Extracted data entries:
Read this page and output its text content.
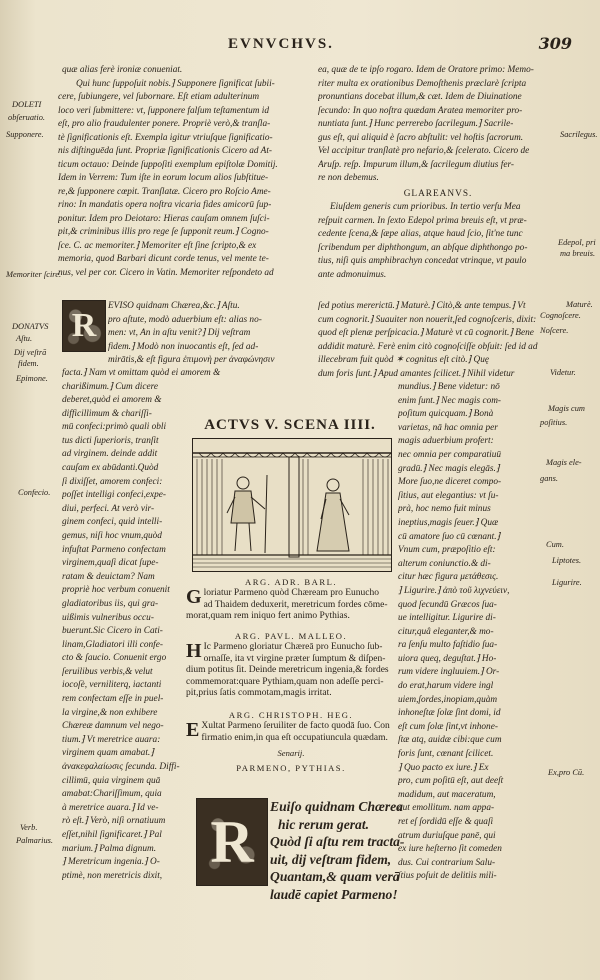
EVNVCHVS.	309
quæ alias ferè ironiæ conueniat.
Qui hunc ſuppoſuit nobis.⁆ Supponere ſignificat ſubii-
cere, ſubiungere, vel ſubornare. Eſt etiam adulterinum
loco veri ſubmittere: vt, ſupponere falſum teſtamentum id
eſt, pro alio fraudulenter ponere. Propriè verò,& tranſla-
tè ſignificationis eſt. Exempla igitur vtriuſque ſignificatio-
nis diſtinguēda ſunt. Propriæ ſignificationis Cicero ad At-
ticum octauo: Deinde ſuppoſiti exemplum epiſtolæ Domitij.
Idem in Verrem: Tum iſte in eorum locum alios ſubſtitue-
re,& ſupponere cœpit. Tranſlatæ. Cicero pro Roſcio Ame-
rino: In mandatis opera noſtra vicaria fides amicorū ſup-
ponitur. Idem pro Deiotaro: Hieras cauſam omnem ſuſci-
pit,& criminibus illis pro rege ſe ſupponit reum.⁆ Cogno-
ſce. C. ac memoriter.⁆ Memoriter eſt ſine ſcripto,& ex
memoria, quod Barbari dicunt corde tenus, vel mente te-
nus, vel per cor. Cicero in Vatin. Memoriter reſpondeto ad
ea, quæ de te ipſo rogaro. Idem de Oratore primo: Memo-
riter multa ex orationibus Demoſthenis præclarè ſcripta
pronuntians docebat illum,& cæt. Idem de Diuinatione
ſecundo: In quo noſtra quædam Aratea memoriter pro-
nuntiata ſunt.⁆ Hunc perrerebo ſacrilegum.⁆ Sacrile-
gus eſt, qui aliquid è ſacro abſtulit: vel hoſtis ſacrorum.
Vel accipitur tranſlatè pro nefario,& ſcelerato. Cicero de
Aruſp. reſp. Impurum illum,& ſacrilegum diutius fer-
re non debemus.
GLAREANVS.
Eiuſdem generis cum prioribus. In tertio verſu Mea
reſpuit carmen. In ſexto Edepol prima breuis eſt, vt præ-
cedente ſcena,& ſæpe alias, atque haud ſcio, ſit'ne tunc
ſcribendum per diphthongum, an abſque diphthongo po-
tius, niſi quis amphibrachyn concedat vtrinque, vt paulo
ante admonuimus.
DOLETI
obſeruatio.
Supponere.
Memoriter ſcire.
Sacrilegus.
Edepol, pri
ma breuis.
DONATVS
Aſtu.
Dij veſtrā
fidem.
Epimone.
Confecio.
Verb.
Palmarius.
Maturè.
Cognoſcere.
Noſcere.
Videtur.
Magis cum
poſitius.
Magis ele-
gans.
Cum.
Liptotes.
Ligurire.
Ex,pro Cū.
R
EVISO quidnam Chærea,&c.⁆ Aſtu.
pro aſtute, modò aduerbium eſt: alias no-
men: vt, An in aſtu venit?⁆ Dij veſtram
fidem.⁆ Modò non inuocantis eſt, ſed ad-
mirātis,& eſt figura ἐπιμονὴ per ἀναφώνησιν
facta.⁆ Nam vt omittam quòd ei amorem &
charißimum.⁆ Cum dicere
ſed potius mererictū.⁆ Maturè.⁆ Citò,& ante tempus.⁆ Vt
cum cognorit.⁆ Suauiter non nouerit,ſed cognoſceris, dixit:
quod eſt plenæ perſpicacia.⁆ Maturè vt cū cognorit.⁆ Bene
addidit maturè. Ferè enim citò cognoſciſſe obſuit: ſed id ad
illecebram fuit quòd ✶ cognitus eſt citò.⁆ Quę
dum foris ſunt.⁆ Apud amantes ſcilicet.⁆ Nihil videtur
deberet,quòd ei amorem &
difficillimum & chariſſi-
mū confeci:primò quali obli
tus dicti ſuperioris, tranſit
ad virginem. deinde addit
cauſam ex abūdanti.Quòd
ſi dixiſſet, amorem confeci:
poſſet intelligi confeci,expe-
diui, perfeci. At verò vir-
ginem confeci, quid intelli-
gemus, niſi hoc vnum,quòd
infuſtat Parmeno confectam
virginem,quaſi dicat ſupe-
ratam & deuictam? Nam
propriè hoc verbum conuenit
gladiatoribus iis, qui gra-
uißimis vulneribus occu-
buerunt.Sic Cicero in Cati-
linam,Gladiatori illi confe-
cto & ſaucio. Conuenit ergo
ſeruilibus verbis,& velut
iocoſè, verniliterq, iactanti
rem confectam eſſe in puel-
la virgine,& non exhibere
Chæreæ damnum vel nego-
tium.⁆ Vt meretrice auara:
virginem quam amabat.⁆
ἀνακεφαλαίωσις ſecunda. Diffi-
cillimū, quia virginem quā
amabat:Chariſſimum, quia
à meretrice auara.⁆ Id ve-
rò eſt.⁆ Verò, niſi ornatiuum
eſſet,nihil ſignificaret.⁆ Pal
marium.⁆ Palma dignum.
⁆ Meretricum ingenia.⁆ O-
ptimè, non meretricis dixit,
mundius.⁆ Bene videtur: nō
enim ſunt.⁆ Nec magis com-
poſitum quicquam.⁆ Bonà
varietas, nā hac omnia per
magis aduerbium profert:
nec omnia per comparatiuū
gradū.⁆ Nec magis elegās.⁆
More ſuo,ne diceret compo-
ſitius, aut elegantius: vt ſu-
prà, hoc nemo fuit minus
ineptius,magis ſeuer.⁆ Quæ
cū amatore ſuo cū cœnant.⁆
Vnum cum, præpoſitio eſt:
alterum coniunctio.& di-
citur hæc figura μετάθεσις.
⁆ Ligurire.⁆ ἀπὸ τοῦ λιχνεύειν,
quod ſecundū Græcos ſua-
ue intelligitur. Ligurire di-
citur,quâ eleganter,& mo-
ra ſenſu multo faſtidio ſua-
uiora queq, deguſtat.⁆ Ho-
rum videre ingluuiem.⁆ Or-
do erat,harum videre ingl
uiem,ſordes,inopiam,quàm
inhoneſtæ ſolæ ſint domi, id
eſt cum ſolæ ſint,vt inhone-
ſtæ atq, auidæ cibi:que cum
foris ſunt, cœnant ſcilicet.
⁆ Quo pacto ex iure.⁆ Ex
pro, cum poſitū eſt, aut deeſt
madidum, aut maceratum,
aut emollitum. nam appa-
ret eſ ſordidū eſſe & quaſi
atrum duriuſque panē, qui
ex iure heſterno ſit comeden
dus. Cui contrarium Salu-
ſtius poſuit de delitiis mili-
ACTVS V. SCENA IIII.
ARG. ADR. BARL.
G loriatur Parmeno quòd Chæream pro Eunucho
ad Thaidem deduxerit, meretricum fordes cōme-
morat,quam rem iniquo fert animo Pythias.
ARG. PAVL. MALLEO.
H Ic Parmeno gloriatur Chæreā pro Eunucho ſub-
ornaſſe, ita vt virgine præter ſumptum & diſpen-
dium potitus ſit. Deinde meretricum ingenia,& fordes
commemorat:quare Pythiam,quam non adeſſe perci-
pit,prius ſatis commotam,magis irritat.
ARG. CHRISTOPH. HEG.
E Xultat Parmeno ſeruiliter de facto quodā ſuo. Con
firmatio enim,in qua eſt occupatiuncula quædam.
Senarij.
PARMENO, PYTHIAS.
R
Euiſo quidnam Chærea
hic rerum gerat.
Quòd ſi aſtu rem tracta-
uit, dij veſtram fidem,
Quantam,& quam verā
laudē capiet Parmeno!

Objective >> Looking at the data above, show all lines where the word "omnia" occurs.

Result of the exercise >>
varietas, nā hac omnia per
nec omnia per comparatiuū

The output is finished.